● Figure record listings:
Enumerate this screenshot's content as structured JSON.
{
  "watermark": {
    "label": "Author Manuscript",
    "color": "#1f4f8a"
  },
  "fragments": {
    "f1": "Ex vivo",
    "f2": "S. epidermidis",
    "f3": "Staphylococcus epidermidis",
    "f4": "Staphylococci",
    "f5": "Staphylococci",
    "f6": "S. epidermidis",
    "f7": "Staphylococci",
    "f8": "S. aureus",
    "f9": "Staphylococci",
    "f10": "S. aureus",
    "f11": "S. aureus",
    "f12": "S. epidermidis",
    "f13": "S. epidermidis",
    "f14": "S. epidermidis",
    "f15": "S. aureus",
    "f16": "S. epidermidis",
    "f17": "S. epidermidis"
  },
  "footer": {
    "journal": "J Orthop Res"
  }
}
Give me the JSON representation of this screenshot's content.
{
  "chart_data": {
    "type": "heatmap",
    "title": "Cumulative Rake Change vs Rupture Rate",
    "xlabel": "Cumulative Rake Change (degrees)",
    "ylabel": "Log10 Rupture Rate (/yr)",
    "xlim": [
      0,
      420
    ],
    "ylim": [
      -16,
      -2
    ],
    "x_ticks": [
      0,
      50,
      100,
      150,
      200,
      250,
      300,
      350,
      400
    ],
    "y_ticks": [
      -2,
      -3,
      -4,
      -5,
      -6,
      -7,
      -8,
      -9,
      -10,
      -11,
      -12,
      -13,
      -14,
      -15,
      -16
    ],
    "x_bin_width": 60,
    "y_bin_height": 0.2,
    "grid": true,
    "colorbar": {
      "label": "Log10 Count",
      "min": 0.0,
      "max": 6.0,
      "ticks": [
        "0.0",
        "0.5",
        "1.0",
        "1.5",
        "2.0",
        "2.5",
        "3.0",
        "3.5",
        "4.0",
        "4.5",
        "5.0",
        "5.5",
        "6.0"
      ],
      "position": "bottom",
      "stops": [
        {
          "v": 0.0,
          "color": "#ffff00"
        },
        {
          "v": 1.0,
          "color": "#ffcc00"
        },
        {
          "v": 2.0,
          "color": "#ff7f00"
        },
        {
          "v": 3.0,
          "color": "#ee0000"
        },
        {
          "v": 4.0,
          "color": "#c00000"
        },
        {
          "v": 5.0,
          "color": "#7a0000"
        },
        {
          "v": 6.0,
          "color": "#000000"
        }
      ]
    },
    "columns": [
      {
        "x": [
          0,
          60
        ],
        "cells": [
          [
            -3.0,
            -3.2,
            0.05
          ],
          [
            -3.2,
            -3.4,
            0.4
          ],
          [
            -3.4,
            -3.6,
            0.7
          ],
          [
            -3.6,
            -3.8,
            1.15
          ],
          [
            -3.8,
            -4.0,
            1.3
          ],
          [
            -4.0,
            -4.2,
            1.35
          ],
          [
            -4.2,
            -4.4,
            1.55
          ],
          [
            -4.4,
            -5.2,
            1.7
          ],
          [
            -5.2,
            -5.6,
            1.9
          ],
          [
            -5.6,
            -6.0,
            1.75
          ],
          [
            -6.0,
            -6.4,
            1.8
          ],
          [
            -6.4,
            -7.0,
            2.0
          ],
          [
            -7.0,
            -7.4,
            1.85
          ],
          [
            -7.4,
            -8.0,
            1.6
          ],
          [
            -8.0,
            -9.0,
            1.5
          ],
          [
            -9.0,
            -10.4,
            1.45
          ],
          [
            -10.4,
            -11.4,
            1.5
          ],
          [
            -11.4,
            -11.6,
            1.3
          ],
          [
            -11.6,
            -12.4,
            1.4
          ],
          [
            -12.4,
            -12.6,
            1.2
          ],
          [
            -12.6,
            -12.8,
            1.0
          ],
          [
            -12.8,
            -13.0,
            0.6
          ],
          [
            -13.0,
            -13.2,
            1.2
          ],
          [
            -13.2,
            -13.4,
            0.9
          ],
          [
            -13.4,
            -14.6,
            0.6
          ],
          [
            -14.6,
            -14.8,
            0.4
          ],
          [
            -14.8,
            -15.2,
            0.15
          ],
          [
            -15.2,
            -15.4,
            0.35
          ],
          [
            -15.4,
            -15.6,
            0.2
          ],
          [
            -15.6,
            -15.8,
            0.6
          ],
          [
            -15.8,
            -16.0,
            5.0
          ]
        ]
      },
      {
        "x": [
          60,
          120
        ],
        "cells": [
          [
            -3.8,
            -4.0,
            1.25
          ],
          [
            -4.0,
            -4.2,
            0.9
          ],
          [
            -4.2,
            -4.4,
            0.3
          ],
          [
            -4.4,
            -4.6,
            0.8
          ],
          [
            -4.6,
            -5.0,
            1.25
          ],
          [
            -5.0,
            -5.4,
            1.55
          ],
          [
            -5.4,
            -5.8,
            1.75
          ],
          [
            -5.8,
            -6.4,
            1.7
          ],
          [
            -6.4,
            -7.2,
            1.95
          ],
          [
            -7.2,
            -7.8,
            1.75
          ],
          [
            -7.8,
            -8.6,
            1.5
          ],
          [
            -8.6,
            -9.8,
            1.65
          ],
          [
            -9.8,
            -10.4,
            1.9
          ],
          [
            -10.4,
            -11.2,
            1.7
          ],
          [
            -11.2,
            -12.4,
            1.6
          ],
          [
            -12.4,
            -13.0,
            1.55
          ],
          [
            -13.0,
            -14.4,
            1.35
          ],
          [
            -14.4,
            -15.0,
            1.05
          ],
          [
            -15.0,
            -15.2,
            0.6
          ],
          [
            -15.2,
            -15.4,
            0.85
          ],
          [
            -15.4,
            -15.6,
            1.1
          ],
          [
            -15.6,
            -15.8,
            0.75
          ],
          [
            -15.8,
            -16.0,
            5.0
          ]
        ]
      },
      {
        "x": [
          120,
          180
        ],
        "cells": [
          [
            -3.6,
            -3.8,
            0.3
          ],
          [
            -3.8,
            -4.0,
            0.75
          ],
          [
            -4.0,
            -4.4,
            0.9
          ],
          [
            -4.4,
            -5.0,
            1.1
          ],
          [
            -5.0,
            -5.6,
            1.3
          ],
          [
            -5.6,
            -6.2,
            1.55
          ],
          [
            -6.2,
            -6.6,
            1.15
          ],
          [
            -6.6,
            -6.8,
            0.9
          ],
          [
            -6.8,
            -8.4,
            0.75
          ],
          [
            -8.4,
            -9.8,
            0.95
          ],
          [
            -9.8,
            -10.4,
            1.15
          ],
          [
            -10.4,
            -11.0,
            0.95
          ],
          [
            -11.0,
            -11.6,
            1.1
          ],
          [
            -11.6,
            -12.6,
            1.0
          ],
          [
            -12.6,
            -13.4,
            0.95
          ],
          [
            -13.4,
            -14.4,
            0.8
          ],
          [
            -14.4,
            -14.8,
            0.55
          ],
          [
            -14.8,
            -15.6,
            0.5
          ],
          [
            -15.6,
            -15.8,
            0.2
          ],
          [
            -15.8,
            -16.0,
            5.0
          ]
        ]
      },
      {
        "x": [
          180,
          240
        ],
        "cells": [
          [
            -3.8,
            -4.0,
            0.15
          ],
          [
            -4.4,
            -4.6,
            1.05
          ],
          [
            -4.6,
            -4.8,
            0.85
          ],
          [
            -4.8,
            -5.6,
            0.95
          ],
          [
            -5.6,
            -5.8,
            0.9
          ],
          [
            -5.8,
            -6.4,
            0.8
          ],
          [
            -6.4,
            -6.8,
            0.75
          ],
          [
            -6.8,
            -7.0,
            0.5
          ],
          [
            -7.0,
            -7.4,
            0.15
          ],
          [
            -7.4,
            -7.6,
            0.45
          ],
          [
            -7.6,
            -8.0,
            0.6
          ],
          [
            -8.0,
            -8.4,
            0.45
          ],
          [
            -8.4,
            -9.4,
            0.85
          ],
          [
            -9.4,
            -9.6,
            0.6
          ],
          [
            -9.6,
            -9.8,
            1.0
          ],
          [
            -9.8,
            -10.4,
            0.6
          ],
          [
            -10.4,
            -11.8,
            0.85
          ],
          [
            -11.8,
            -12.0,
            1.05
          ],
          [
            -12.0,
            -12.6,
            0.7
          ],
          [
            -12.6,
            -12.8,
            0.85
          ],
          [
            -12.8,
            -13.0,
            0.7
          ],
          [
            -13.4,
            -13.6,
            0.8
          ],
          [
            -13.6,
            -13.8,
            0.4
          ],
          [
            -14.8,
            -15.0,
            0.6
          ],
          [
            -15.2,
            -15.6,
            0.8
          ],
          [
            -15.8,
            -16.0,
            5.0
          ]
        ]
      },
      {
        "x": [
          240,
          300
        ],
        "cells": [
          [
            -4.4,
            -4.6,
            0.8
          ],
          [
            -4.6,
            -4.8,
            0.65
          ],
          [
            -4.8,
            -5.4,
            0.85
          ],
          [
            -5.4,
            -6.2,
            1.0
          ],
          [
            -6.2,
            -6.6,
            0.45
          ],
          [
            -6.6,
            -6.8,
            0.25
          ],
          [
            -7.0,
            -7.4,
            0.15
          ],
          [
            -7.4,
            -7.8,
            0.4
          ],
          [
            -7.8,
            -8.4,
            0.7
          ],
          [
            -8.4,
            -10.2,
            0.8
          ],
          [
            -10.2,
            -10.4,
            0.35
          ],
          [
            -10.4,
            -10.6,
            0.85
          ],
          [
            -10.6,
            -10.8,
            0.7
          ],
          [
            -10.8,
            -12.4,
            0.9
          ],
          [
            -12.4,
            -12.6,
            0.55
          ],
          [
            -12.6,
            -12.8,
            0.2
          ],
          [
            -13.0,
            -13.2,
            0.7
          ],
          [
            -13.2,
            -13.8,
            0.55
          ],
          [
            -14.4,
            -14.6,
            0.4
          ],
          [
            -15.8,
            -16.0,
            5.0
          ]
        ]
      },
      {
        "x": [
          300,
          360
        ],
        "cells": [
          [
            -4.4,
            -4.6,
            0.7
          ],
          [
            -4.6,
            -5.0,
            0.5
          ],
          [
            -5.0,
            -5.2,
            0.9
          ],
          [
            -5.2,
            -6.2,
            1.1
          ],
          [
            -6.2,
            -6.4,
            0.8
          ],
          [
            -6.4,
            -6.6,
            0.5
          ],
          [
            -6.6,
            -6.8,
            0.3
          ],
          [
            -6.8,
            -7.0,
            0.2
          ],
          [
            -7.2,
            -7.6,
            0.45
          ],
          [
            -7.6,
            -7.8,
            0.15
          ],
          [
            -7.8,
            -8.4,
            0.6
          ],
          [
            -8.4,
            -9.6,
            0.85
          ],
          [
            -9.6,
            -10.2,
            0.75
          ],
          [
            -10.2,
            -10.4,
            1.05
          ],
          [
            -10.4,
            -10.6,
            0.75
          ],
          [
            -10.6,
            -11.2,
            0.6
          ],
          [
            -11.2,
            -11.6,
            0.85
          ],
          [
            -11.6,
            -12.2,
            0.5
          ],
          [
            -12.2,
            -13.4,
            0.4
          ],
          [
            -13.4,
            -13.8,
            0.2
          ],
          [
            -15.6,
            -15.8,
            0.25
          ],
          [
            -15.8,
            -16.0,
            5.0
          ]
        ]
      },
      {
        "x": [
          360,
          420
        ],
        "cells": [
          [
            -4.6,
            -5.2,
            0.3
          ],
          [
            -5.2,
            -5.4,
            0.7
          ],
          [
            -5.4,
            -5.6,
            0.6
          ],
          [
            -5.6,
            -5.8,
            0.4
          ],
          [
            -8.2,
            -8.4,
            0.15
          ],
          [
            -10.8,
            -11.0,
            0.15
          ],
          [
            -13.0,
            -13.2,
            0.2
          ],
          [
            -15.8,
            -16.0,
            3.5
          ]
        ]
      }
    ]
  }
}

● TASK DESCRIPTION: Only the number is wanted: how many lines contain the string "aureus"?

● EXERCISE SOLUTION: 4